Below are the records; pull every line that includes "title".

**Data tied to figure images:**
****************

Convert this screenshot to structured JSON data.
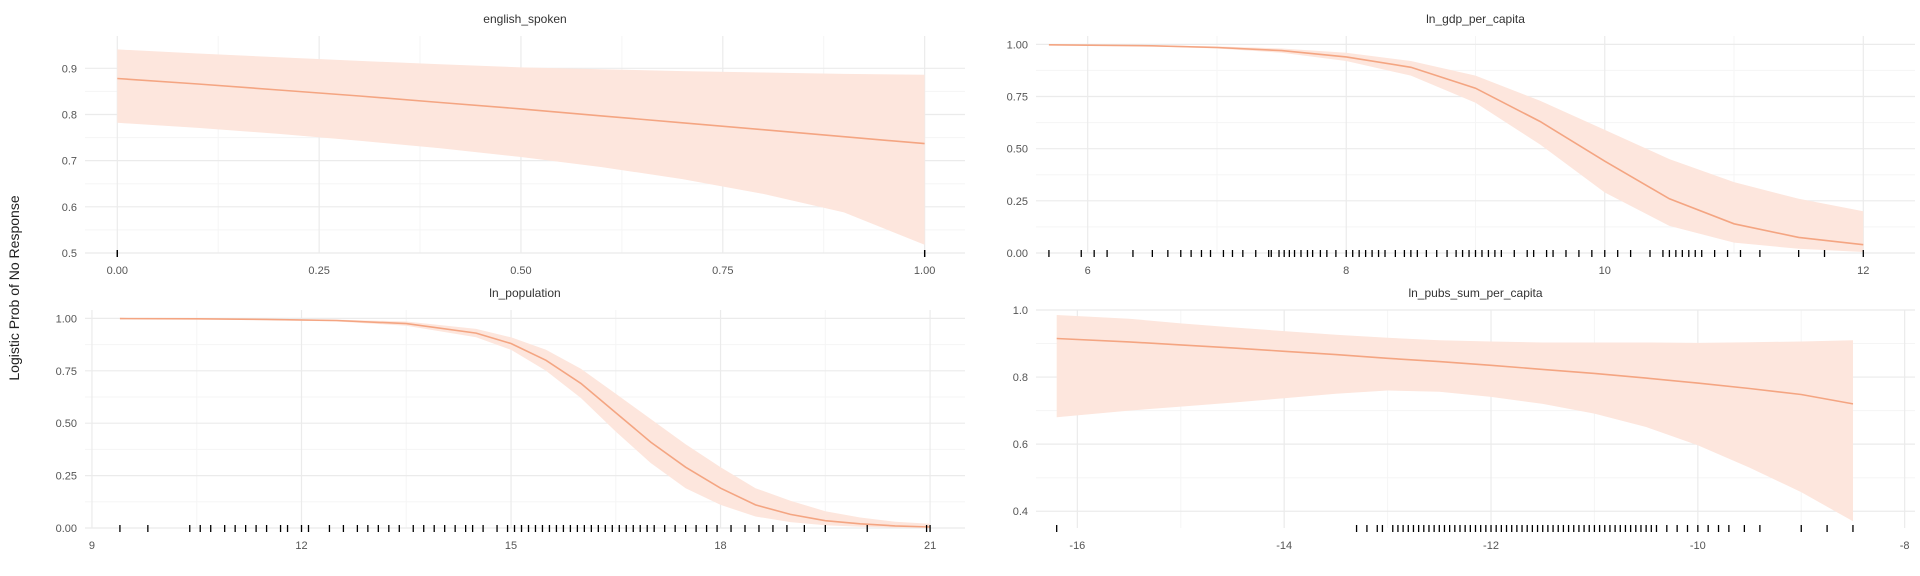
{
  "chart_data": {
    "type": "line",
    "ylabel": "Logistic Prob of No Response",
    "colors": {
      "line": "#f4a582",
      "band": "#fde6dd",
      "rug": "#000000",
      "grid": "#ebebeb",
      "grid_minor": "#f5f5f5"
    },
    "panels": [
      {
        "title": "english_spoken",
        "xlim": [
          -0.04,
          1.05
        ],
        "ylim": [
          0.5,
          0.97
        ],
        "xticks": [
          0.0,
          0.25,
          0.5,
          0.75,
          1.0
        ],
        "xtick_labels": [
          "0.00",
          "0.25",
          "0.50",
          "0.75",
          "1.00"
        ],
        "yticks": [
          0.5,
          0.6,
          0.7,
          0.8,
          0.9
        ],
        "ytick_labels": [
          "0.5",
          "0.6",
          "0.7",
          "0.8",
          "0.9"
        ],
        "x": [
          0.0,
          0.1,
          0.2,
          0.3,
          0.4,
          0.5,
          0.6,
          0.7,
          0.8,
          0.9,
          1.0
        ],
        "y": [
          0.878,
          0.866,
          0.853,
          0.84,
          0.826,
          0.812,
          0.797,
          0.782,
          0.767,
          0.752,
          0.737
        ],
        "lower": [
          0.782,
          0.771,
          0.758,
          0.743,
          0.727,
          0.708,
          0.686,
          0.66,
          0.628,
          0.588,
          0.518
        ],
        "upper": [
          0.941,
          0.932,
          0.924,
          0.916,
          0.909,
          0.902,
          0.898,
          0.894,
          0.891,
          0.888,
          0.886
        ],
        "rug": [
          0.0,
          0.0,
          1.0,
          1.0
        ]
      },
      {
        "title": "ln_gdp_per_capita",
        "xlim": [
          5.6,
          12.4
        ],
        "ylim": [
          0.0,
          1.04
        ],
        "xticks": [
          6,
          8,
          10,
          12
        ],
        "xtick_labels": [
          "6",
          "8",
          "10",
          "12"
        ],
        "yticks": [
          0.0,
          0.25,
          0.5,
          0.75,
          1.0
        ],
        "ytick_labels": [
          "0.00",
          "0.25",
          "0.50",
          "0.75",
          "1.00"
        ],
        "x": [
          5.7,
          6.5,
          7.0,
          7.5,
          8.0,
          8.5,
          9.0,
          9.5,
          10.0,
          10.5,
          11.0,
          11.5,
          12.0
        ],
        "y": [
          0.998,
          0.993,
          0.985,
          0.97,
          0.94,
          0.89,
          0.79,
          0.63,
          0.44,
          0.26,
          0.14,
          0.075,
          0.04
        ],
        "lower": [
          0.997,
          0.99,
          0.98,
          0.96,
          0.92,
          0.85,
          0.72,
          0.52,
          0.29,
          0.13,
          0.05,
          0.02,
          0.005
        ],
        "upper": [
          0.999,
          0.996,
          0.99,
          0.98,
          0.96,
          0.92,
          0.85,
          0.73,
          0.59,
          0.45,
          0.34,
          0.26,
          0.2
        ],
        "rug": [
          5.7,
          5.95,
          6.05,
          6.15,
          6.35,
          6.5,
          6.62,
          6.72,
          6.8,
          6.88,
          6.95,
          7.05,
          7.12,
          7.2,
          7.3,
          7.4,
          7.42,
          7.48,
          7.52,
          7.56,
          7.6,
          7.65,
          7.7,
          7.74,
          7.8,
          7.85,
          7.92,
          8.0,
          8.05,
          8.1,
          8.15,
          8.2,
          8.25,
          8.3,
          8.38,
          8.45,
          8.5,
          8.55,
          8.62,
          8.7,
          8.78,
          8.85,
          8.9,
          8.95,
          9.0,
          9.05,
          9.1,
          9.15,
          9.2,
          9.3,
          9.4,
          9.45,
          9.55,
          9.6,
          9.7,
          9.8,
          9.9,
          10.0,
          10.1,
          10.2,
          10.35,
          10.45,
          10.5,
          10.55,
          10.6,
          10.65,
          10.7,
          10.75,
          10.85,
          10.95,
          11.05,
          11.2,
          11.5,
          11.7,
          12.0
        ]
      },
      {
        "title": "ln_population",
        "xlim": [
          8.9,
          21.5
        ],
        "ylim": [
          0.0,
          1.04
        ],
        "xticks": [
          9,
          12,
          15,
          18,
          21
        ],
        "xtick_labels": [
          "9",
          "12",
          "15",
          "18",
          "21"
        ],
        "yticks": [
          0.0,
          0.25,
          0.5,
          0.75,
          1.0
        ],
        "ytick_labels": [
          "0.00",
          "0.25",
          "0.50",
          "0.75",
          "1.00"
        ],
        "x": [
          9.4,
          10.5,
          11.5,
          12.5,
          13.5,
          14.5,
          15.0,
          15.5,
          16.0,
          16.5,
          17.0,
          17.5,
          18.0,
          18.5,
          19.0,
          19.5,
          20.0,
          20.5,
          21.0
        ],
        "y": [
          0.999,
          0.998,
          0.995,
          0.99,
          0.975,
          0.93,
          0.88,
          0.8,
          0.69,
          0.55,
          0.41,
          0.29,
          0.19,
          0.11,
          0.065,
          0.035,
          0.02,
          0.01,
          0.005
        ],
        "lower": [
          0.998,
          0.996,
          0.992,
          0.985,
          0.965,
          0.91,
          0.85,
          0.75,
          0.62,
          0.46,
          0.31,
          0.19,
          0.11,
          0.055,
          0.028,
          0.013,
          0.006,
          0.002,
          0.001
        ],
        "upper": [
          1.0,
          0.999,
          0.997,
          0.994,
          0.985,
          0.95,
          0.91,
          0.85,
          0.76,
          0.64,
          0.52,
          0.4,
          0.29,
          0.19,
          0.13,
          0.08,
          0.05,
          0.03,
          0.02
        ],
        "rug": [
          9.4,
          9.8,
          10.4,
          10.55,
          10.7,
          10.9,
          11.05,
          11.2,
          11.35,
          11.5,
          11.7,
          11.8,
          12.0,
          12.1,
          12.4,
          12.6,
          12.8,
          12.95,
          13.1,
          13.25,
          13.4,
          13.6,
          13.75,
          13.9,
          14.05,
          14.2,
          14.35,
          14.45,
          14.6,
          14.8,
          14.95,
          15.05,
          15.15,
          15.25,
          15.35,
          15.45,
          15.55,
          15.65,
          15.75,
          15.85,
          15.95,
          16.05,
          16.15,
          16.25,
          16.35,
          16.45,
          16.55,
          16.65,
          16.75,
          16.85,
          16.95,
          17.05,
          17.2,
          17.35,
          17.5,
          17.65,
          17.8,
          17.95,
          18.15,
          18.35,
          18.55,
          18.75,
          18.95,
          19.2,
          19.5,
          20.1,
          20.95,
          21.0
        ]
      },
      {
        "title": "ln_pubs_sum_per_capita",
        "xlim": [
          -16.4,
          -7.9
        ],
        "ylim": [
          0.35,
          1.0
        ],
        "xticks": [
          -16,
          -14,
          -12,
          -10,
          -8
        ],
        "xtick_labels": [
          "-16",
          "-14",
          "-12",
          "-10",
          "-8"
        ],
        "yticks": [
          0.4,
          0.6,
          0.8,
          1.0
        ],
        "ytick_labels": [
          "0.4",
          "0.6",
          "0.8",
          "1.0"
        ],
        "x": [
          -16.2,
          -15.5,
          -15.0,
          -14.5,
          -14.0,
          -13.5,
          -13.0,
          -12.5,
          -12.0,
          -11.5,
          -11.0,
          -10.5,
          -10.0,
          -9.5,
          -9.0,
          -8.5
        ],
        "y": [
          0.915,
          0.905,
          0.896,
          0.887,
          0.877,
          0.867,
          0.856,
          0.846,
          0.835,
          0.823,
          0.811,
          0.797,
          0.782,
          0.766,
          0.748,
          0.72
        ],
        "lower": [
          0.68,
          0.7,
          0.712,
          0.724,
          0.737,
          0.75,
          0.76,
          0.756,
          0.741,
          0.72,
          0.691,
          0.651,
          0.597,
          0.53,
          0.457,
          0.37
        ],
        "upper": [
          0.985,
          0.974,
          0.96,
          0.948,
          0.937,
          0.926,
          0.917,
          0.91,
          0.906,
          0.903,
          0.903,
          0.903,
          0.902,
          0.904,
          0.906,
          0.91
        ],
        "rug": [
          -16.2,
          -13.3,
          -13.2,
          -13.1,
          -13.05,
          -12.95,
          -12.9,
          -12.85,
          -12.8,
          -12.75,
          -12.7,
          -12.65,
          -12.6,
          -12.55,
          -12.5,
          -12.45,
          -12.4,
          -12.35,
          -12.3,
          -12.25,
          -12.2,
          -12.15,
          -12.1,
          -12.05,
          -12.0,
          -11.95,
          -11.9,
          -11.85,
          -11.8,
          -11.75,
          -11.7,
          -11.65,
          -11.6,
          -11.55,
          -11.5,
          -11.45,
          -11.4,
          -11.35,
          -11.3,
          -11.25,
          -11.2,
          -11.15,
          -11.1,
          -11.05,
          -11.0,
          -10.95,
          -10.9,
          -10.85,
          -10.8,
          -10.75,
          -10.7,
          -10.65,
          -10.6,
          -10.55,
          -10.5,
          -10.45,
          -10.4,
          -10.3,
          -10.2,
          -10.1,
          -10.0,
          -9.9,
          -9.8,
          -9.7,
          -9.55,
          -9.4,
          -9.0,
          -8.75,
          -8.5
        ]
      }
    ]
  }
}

****************

**FULL SOLUTION:**
        "title": "english_spoken",
        "title": "ln_gdp_per_capita",
        "title": "ln_population",
        "title": "ln_pubs_sum_per_capita",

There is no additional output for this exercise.